-- begin --

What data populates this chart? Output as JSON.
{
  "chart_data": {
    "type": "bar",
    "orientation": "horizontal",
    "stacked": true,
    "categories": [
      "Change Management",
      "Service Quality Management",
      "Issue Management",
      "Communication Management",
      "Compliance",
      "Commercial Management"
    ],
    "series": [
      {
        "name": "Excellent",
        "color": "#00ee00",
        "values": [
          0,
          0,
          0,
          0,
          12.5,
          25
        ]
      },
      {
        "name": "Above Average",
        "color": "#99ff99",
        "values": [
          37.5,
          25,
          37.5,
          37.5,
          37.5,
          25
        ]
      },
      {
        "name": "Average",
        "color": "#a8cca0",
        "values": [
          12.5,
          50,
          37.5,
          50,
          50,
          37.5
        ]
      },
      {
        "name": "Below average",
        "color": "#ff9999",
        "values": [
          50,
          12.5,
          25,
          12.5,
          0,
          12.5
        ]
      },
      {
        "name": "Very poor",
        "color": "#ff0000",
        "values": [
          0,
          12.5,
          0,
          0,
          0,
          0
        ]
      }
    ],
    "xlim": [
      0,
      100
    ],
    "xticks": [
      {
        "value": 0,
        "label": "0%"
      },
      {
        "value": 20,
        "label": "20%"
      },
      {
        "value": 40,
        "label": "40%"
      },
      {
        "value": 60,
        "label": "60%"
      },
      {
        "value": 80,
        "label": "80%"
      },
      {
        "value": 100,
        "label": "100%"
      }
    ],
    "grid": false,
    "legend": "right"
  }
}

-- end --

**Your task**
Ascertain the number of lines in the entries that include the word "label", and report only that number.

**Result for this exercise**
6